What you should do: Quote every line below exactly and skip any picture.
========================
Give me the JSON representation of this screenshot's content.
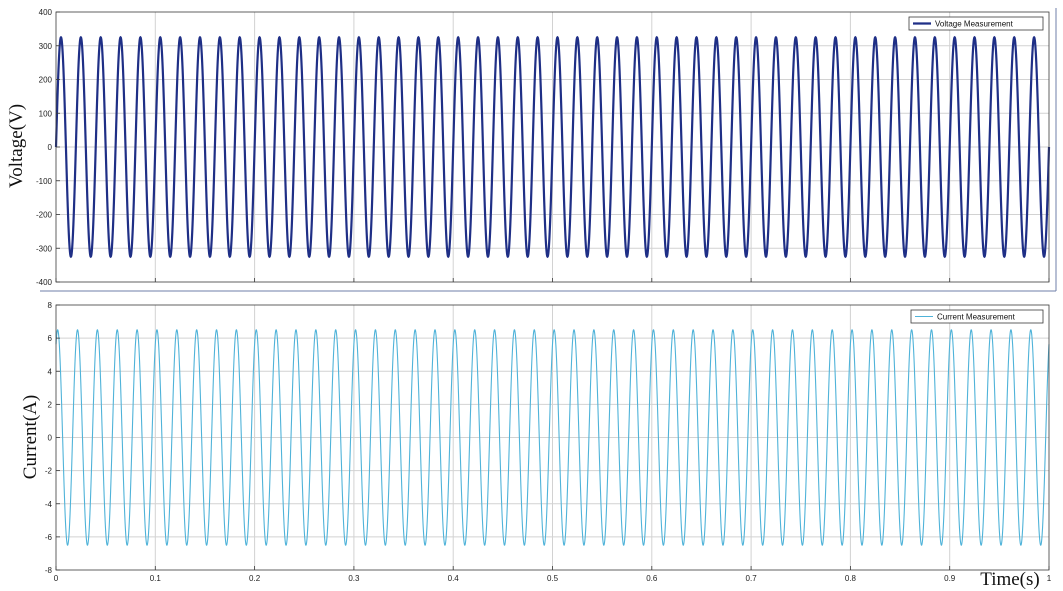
{
  "chart_data": [
    {
      "type": "line",
      "ylabel": "Voltage(V)",
      "xlabel": "",
      "xlim": [
        0,
        1
      ],
      "ylim": [
        -400,
        400
      ],
      "xticks": [
        0,
        0.1,
        0.2,
        0.3,
        0.4,
        0.5,
        0.6,
        0.7,
        0.8,
        0.9,
        1
      ],
      "xtick_labels": [
        "",
        "",
        "",
        "",
        "",
        "",
        "",
        "",
        "",
        "",
        ""
      ],
      "yticks": [
        -400,
        -300,
        -200,
        -100,
        0,
        100,
        200,
        300,
        400
      ],
      "ytick_labels": [
        "-400",
        "-300",
        "-200",
        "-100",
        "0",
        "100",
        "200",
        "300",
        "400"
      ],
      "grid": true,
      "legend_position": "top-right",
      "series": [
        {
          "name": "Voltage Measurement",
          "color": "#1f2f86",
          "waveform": "sine",
          "amplitude": 325,
          "frequency_hz": 50,
          "phase_deg": 0,
          "sample_points": {
            "x": [
              0,
              0.005,
              0.01,
              0.015,
              0.02
            ],
            "y": [
              0,
              325,
              0,
              -325,
              0
            ]
          }
        }
      ]
    },
    {
      "type": "line",
      "ylabel": "Current(A)",
      "xlabel": "Time(s)",
      "xlim": [
        0,
        1
      ],
      "ylim": [
        -8,
        8
      ],
      "xticks": [
        0,
        0.1,
        0.2,
        0.3,
        0.4,
        0.5,
        0.6,
        0.7,
        0.8,
        0.9,
        1
      ],
      "xtick_labels": [
        "0",
        "0.1",
        "0.2",
        "0.3",
        "0.4",
        "0.5",
        "0.6",
        "0.7",
        "0.8",
        "0.9",
        "1"
      ],
      "yticks": [
        -8,
        -6,
        -4,
        -2,
        0,
        2,
        4,
        6,
        8
      ],
      "ytick_labels": [
        "-8",
        "-6",
        "-4",
        "-2",
        "0",
        "2",
        "4",
        "6",
        "8"
      ],
      "grid": true,
      "legend_position": "top-right",
      "series": [
        {
          "name": "Current Measurement",
          "color": "#4fb3d9",
          "waveform": "sine",
          "amplitude": 6.5,
          "frequency_hz": 50,
          "phase_deg": 60,
          "sample_points": {
            "x": [
              0,
              0.005,
              0.01,
              0.015,
              0.02
            ],
            "y": [
              5.63,
              3.25,
              -5.63,
              -3.25,
              5.63
            ]
          }
        }
      ]
    }
  ]
}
========================
Solution to this task:
Give me the JSON representation of this screenshot's content.
{
  "chart_data": [
    {
      "type": "line",
      "ylabel": "Voltage(V)",
      "xlabel": "",
      "xlim": [
        0,
        1
      ],
      "ylim": [
        -400,
        400
      ],
      "xticks": [
        0,
        0.1,
        0.2,
        0.3,
        0.4,
        0.5,
        0.6,
        0.7,
        0.8,
        0.9,
        1
      ],
      "xtick_labels": [
        "",
        "",
        "",
        "",
        "",
        "",
        "",
        "",
        "",
        "",
        ""
      ],
      "yticks": [
        -400,
        -300,
        -200,
        -100,
        0,
        100,
        200,
        300,
        400
      ],
      "ytick_labels": [
        "-400",
        "-300",
        "-200",
        "-100",
        "0",
        "100",
        "200",
        "300",
        "400"
      ],
      "grid": true,
      "legend_position": "top-right",
      "series": [
        {
          "name": "Voltage Measurement",
          "color": "#1f2f86",
          "waveform": "sine",
          "amplitude": 325,
          "frequency_hz": 50,
          "phase_deg": 0,
          "sample_points": {
            "x": [
              0,
              0.005,
              0.01,
              0.015,
              0.02
            ],
            "y": [
              0,
              325,
              0,
              -325,
              0
            ]
          }
        }
      ]
    },
    {
      "type": "line",
      "ylabel": "Current(A)",
      "xlabel": "Time(s)",
      "xlim": [
        0,
        1
      ],
      "ylim": [
        -8,
        8
      ],
      "xticks": [
        0,
        0.1,
        0.2,
        0.3,
        0.4,
        0.5,
        0.6,
        0.7,
        0.8,
        0.9,
        1
      ],
      "xtick_labels": [
        "0",
        "0.1",
        "0.2",
        "0.3",
        "0.4",
        "0.5",
        "0.6",
        "0.7",
        "0.8",
        "0.9",
        "1"
      ],
      "yticks": [
        -8,
        -6,
        -4,
        -2,
        0,
        2,
        4,
        6,
        8
      ],
      "ytick_labels": [
        "-8",
        "-6",
        "-4",
        "-2",
        "0",
        "2",
        "4",
        "6",
        "8"
      ],
      "grid": true,
      "legend_position": "top-right",
      "series": [
        {
          "name": "Current Measurement",
          "color": "#4fb3d9",
          "waveform": "sine",
          "amplitude": 6.5,
          "frequency_hz": 50,
          "phase_deg": 60,
          "sample_points": {
            "x": [
              0,
              0.005,
              0.01,
              0.015,
              0.02
            ],
            "y": [
              5.63,
              3.25,
              -5.63,
              -3.25,
              5.63
            ]
          }
        }
      ]
    }
  ]
}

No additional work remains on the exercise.